• Given task
Review the lines that follow and copy each one that contains the word "this".

• Records from a collection of figures

-*-*-

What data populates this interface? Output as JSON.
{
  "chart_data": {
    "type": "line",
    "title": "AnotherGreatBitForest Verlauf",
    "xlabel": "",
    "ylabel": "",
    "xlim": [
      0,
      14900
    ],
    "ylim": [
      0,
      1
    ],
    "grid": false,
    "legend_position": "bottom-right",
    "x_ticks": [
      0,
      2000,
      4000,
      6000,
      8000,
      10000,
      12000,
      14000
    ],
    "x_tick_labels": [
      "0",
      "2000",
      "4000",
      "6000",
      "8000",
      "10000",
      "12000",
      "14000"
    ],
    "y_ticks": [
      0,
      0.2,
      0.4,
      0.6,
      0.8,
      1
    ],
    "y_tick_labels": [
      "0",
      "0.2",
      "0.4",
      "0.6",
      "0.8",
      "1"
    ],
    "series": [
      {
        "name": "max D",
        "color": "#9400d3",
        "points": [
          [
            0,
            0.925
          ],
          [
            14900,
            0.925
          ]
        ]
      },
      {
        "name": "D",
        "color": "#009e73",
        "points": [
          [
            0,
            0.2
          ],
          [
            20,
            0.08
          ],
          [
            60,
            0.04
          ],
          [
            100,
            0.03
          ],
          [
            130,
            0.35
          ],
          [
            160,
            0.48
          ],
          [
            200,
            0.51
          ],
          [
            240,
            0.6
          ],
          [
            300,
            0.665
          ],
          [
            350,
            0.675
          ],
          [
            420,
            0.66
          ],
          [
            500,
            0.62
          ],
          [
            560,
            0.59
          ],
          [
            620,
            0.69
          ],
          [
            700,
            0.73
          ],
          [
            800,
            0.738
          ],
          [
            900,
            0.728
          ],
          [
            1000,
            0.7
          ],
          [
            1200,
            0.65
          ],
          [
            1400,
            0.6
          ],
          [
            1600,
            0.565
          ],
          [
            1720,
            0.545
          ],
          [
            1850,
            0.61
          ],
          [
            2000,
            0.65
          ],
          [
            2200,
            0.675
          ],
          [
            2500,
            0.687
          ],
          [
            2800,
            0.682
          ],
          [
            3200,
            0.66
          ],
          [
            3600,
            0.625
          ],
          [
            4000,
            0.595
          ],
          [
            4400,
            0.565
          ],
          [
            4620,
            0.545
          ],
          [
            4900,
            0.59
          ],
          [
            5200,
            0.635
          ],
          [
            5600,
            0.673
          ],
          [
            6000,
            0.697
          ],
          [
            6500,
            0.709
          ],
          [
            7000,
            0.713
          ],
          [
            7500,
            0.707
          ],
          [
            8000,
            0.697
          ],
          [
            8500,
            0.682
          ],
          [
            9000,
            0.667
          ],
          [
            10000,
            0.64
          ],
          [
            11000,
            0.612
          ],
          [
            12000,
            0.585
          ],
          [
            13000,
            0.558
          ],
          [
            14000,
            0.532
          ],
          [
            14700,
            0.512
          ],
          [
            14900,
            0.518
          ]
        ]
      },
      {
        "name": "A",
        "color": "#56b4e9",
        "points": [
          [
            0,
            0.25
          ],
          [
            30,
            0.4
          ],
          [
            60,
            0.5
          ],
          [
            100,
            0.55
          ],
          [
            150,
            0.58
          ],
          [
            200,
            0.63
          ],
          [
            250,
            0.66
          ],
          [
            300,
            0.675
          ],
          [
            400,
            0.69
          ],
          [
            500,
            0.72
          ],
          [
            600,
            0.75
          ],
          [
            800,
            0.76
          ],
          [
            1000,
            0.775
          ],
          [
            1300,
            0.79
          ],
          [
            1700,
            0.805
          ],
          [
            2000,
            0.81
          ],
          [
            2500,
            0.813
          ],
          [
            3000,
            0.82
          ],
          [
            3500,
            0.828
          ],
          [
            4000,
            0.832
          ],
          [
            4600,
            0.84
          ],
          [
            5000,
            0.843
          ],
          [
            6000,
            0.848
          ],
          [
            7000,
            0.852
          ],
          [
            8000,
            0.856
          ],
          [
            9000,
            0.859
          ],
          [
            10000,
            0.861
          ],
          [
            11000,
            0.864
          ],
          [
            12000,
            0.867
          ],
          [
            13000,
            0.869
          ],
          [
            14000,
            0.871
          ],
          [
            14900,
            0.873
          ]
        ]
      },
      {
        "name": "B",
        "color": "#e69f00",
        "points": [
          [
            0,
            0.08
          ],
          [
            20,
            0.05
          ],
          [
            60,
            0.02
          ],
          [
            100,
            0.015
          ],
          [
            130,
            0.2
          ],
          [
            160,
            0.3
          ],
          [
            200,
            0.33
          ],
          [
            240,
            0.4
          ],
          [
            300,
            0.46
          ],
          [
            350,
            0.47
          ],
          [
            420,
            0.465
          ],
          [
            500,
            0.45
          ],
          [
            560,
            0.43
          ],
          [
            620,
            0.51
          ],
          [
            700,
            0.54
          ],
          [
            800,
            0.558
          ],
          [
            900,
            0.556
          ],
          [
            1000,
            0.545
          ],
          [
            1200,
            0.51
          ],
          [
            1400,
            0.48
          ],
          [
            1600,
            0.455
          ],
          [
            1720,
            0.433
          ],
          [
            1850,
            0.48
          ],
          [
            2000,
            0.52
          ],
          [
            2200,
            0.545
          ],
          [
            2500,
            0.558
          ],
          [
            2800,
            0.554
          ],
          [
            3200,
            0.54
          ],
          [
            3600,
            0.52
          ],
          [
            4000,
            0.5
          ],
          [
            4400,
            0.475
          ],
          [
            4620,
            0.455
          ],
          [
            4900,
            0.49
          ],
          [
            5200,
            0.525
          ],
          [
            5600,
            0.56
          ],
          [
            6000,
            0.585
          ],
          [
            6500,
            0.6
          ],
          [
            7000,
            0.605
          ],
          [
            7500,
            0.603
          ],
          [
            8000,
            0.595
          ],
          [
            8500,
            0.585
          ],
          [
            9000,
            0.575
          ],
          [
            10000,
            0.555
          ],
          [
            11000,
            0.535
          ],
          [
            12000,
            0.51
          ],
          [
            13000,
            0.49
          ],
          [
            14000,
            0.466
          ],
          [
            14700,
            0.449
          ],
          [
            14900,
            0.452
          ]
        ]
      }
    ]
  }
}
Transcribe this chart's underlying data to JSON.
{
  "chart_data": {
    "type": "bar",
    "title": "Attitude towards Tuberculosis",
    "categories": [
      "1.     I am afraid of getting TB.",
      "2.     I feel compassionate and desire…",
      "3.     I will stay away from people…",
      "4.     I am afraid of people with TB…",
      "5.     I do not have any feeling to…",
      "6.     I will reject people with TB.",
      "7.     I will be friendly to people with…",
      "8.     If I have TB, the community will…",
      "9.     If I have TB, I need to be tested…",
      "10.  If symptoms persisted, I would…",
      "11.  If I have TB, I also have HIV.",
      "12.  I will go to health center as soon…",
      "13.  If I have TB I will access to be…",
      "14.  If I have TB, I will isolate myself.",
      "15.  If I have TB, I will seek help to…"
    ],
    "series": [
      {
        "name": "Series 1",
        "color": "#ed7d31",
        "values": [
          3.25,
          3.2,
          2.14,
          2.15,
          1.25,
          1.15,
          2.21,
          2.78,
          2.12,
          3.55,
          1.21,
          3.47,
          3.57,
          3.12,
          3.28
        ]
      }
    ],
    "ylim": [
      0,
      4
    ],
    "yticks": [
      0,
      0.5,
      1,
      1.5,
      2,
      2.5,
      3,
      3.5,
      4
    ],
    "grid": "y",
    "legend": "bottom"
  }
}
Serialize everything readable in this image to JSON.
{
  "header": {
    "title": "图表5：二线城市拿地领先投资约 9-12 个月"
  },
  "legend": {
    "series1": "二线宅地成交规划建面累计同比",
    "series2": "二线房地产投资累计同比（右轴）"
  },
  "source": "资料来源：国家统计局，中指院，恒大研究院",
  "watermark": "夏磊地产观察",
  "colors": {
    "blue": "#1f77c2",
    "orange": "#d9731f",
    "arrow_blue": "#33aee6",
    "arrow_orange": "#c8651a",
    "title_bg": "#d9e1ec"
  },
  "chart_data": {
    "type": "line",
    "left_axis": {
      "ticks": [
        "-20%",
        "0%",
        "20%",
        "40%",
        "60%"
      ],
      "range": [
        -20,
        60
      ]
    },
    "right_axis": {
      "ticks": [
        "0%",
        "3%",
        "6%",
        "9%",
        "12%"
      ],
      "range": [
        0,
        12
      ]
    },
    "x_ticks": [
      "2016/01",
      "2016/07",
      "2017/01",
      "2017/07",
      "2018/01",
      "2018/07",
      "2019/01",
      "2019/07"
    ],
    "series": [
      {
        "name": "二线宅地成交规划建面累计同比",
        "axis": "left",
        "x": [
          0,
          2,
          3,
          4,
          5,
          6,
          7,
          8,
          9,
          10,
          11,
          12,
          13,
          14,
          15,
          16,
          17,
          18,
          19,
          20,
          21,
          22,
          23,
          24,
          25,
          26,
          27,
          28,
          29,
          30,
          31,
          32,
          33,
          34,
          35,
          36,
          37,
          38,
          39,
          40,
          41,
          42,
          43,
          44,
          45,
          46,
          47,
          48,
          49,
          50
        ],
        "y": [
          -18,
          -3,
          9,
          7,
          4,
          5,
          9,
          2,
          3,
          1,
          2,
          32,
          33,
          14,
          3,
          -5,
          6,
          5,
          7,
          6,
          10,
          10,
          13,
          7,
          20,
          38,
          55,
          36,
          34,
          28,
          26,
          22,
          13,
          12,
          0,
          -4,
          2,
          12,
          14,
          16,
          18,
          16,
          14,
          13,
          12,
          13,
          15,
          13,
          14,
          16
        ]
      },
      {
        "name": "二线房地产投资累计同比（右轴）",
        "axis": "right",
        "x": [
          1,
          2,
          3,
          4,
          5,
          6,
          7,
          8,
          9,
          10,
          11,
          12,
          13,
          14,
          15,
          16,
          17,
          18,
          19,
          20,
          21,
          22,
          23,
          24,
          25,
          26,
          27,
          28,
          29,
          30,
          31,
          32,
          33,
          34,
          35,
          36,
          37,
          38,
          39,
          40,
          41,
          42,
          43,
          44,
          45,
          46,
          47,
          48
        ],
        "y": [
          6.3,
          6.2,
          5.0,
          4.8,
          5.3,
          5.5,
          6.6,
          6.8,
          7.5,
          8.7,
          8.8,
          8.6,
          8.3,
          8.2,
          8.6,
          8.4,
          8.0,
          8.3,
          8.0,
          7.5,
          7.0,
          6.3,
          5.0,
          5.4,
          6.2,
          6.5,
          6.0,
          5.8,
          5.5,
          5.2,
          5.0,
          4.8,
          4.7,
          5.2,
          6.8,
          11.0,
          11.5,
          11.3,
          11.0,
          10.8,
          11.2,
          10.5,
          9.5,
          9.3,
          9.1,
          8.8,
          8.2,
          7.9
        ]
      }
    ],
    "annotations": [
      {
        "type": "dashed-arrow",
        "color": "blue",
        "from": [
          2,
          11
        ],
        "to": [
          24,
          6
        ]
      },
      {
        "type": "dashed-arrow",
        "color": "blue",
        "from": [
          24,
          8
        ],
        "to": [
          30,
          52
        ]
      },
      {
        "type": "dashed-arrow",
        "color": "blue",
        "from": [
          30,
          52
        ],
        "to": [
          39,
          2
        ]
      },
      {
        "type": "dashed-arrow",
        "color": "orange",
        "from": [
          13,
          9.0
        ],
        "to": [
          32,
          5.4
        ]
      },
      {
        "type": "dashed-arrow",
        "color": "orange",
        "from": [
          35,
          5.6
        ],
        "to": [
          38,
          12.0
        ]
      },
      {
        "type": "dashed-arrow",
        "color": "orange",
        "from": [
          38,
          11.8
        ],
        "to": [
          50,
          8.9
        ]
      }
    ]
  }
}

-*-*-

• Correct response
What data populates this interface? Output as JSON.
Transcribe this chart's underlying data to JSON.
Serialize everything readable in this image to JSON.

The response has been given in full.